__AIM__.
Go through the listing and copy each line with the string "JSON".

__GIVEN DATA__.
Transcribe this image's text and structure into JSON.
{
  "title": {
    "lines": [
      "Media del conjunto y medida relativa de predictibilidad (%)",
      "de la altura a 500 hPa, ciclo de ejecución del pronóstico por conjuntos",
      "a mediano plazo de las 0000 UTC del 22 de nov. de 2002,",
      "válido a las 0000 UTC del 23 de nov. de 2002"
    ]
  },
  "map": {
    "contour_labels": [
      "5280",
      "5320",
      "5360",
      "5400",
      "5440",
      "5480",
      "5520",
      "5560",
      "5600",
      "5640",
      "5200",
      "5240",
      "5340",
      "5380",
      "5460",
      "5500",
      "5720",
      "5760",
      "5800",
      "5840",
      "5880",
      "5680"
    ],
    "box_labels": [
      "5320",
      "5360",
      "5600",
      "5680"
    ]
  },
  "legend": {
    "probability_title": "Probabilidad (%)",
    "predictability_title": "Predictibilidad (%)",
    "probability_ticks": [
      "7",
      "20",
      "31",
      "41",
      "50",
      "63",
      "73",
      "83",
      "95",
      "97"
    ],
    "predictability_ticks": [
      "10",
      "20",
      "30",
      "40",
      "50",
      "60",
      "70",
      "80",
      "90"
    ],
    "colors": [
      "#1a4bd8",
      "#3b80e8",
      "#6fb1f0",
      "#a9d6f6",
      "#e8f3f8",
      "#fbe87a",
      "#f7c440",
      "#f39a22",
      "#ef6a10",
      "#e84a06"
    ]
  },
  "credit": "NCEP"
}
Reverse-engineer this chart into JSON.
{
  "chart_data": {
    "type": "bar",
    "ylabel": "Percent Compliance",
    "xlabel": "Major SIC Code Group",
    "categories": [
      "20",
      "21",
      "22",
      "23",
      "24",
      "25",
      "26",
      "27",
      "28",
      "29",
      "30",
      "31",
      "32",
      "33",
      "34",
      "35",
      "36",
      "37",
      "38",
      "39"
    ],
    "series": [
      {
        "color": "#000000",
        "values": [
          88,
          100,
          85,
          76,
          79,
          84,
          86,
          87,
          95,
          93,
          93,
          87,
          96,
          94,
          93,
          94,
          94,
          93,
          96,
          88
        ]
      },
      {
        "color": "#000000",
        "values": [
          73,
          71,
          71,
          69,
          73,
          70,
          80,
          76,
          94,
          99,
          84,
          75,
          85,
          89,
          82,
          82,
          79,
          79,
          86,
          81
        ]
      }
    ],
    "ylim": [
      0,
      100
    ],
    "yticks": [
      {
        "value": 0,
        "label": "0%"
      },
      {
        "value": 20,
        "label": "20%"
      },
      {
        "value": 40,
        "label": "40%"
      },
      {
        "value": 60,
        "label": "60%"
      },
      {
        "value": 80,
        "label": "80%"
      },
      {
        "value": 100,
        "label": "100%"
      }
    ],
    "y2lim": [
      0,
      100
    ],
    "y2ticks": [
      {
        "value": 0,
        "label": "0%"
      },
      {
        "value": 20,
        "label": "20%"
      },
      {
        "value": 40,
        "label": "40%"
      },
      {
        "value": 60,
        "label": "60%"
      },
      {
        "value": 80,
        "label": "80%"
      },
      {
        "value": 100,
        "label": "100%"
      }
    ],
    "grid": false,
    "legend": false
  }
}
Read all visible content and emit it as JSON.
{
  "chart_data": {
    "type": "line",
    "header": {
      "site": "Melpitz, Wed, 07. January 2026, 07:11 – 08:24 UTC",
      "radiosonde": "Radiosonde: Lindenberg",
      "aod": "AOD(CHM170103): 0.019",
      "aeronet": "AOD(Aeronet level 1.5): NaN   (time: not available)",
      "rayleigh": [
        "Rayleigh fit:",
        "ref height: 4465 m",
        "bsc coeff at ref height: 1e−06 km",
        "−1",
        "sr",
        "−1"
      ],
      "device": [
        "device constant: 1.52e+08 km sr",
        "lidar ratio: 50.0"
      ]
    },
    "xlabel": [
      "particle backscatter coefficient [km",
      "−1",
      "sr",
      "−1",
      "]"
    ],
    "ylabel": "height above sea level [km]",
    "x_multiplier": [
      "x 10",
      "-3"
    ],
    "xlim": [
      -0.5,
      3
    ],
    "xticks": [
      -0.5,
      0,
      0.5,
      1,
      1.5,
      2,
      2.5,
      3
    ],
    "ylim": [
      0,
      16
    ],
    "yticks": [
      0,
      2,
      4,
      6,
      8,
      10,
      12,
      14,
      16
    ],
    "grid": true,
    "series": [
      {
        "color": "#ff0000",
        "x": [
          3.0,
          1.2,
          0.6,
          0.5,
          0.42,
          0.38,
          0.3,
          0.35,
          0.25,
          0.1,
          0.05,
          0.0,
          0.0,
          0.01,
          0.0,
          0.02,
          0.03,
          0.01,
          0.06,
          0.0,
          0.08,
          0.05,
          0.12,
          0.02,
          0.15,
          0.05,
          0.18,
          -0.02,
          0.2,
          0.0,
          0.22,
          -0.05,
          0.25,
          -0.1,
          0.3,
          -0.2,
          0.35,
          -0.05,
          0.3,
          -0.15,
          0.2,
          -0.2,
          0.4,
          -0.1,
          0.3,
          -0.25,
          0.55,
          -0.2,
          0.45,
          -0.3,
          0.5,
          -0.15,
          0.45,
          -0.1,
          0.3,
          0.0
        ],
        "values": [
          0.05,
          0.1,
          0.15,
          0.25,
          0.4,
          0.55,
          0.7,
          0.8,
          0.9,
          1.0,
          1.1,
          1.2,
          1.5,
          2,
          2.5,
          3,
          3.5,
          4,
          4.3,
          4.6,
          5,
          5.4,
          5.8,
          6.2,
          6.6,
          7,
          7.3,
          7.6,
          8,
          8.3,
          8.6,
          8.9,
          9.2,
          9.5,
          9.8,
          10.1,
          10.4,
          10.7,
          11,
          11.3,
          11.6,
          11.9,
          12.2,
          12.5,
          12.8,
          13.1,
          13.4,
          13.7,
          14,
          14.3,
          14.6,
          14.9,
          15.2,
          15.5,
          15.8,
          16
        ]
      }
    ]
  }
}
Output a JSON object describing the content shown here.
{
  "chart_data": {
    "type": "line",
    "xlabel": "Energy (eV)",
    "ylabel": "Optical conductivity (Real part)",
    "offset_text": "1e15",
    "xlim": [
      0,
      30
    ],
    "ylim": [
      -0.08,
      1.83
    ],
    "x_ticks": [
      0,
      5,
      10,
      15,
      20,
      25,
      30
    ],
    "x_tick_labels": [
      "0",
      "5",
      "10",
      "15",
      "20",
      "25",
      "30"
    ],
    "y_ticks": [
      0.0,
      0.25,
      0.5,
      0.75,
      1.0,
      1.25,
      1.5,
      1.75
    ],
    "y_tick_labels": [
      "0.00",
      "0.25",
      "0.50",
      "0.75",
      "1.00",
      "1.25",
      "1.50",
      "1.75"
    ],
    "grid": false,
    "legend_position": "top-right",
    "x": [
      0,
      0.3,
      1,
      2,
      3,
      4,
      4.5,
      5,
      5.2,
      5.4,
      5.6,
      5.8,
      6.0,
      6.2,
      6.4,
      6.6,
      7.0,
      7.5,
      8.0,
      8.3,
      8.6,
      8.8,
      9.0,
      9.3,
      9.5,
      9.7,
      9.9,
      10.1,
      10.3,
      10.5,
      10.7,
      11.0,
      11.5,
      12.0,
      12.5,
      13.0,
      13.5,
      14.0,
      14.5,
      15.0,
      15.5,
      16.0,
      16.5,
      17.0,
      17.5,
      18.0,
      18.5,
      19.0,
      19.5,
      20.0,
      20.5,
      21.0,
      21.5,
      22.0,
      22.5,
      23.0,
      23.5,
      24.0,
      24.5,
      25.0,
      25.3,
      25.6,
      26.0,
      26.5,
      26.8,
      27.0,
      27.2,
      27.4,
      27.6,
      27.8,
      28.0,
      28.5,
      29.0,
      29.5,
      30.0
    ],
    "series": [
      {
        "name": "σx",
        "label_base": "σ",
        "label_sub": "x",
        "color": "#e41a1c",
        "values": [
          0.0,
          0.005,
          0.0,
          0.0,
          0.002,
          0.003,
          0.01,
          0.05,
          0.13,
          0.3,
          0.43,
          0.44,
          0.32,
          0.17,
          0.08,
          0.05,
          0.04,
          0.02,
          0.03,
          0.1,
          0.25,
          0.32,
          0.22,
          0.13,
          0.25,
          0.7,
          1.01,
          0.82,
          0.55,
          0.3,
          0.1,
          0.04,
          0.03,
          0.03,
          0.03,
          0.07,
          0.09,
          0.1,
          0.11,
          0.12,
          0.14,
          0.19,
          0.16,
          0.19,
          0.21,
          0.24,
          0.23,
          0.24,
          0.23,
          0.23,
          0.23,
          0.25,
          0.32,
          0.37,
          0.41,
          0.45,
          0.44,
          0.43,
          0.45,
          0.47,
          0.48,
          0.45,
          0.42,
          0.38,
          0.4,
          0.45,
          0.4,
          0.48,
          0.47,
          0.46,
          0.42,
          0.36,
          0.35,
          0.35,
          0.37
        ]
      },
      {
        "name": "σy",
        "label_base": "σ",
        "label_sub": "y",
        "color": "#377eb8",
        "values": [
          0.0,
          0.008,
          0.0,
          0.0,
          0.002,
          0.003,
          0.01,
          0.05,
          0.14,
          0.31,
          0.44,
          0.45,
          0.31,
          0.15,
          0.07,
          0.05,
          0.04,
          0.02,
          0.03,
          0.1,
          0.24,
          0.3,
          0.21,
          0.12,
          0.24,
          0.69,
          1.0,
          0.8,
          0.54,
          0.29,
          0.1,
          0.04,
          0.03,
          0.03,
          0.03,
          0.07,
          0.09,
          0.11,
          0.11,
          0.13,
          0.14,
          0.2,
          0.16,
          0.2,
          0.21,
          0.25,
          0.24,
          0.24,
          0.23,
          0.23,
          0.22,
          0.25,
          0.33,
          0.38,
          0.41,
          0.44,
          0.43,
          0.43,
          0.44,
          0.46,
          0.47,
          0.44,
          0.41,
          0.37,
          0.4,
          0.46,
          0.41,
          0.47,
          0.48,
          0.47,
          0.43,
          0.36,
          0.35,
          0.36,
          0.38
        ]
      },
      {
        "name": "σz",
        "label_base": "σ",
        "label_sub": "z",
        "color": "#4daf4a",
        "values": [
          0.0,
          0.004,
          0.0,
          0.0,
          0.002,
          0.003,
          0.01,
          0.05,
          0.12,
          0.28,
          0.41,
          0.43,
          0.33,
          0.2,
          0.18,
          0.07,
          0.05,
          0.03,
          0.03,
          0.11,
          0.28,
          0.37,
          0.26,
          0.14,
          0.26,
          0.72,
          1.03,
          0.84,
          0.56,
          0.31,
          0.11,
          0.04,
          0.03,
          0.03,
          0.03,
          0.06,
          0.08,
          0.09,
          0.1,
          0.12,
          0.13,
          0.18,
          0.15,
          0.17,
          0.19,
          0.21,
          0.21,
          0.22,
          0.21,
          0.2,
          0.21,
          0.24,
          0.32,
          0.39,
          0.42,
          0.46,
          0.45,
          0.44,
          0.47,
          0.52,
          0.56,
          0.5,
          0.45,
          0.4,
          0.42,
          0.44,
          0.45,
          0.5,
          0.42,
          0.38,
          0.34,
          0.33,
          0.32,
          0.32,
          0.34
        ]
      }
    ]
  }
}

__SOLUTION TO THE EXERCISE__.
Transcribe this image's text and structure into JSON.
Reverse-engineer this chart into JSON.
Read all visible content and emit it as JSON.
Output a JSON object describing the content shown here.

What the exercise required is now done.